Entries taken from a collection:
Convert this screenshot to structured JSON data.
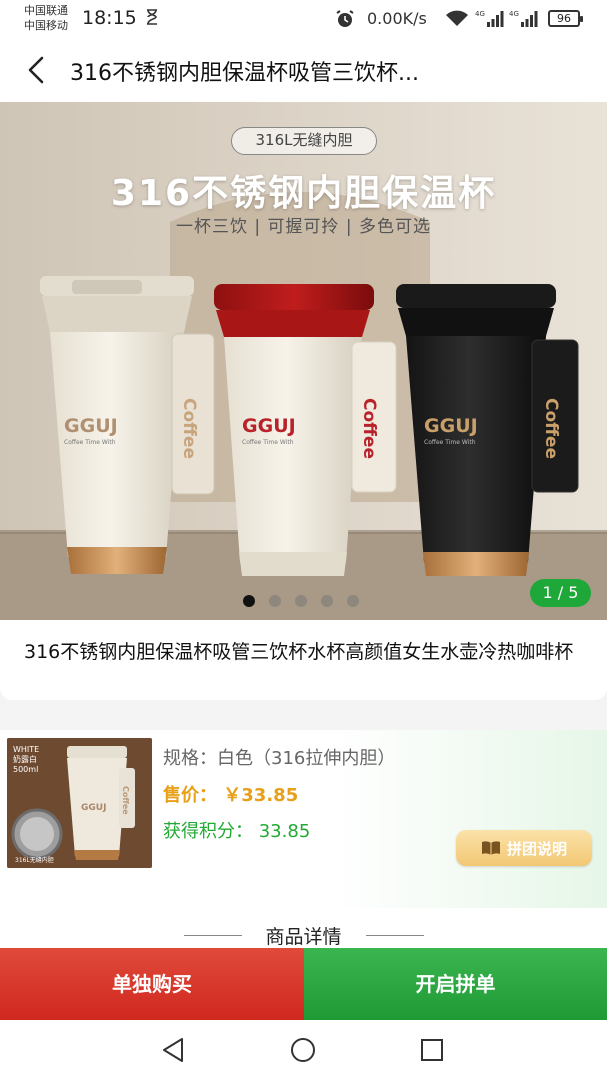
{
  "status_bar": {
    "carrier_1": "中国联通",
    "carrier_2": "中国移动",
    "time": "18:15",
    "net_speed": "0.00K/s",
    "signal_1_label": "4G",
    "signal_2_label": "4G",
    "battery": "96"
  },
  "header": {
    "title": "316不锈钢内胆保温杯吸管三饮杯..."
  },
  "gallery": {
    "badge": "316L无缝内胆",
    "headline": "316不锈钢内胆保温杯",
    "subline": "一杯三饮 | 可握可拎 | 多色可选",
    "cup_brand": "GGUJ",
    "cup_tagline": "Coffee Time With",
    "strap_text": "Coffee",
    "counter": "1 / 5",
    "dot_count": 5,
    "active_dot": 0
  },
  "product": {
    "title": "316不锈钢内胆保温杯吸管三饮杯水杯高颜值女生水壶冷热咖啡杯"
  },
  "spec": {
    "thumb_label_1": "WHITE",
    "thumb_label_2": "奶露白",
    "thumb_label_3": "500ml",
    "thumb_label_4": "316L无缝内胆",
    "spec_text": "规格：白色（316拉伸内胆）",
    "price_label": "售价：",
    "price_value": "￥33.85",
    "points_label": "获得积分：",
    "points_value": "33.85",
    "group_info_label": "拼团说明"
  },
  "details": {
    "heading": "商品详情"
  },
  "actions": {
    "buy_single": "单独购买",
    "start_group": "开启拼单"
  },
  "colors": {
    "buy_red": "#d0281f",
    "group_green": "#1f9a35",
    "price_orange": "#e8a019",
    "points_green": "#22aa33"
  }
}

Task prompt:
Give the number of lines that carry the word "title", with nothing added.

Response for this exercise:
2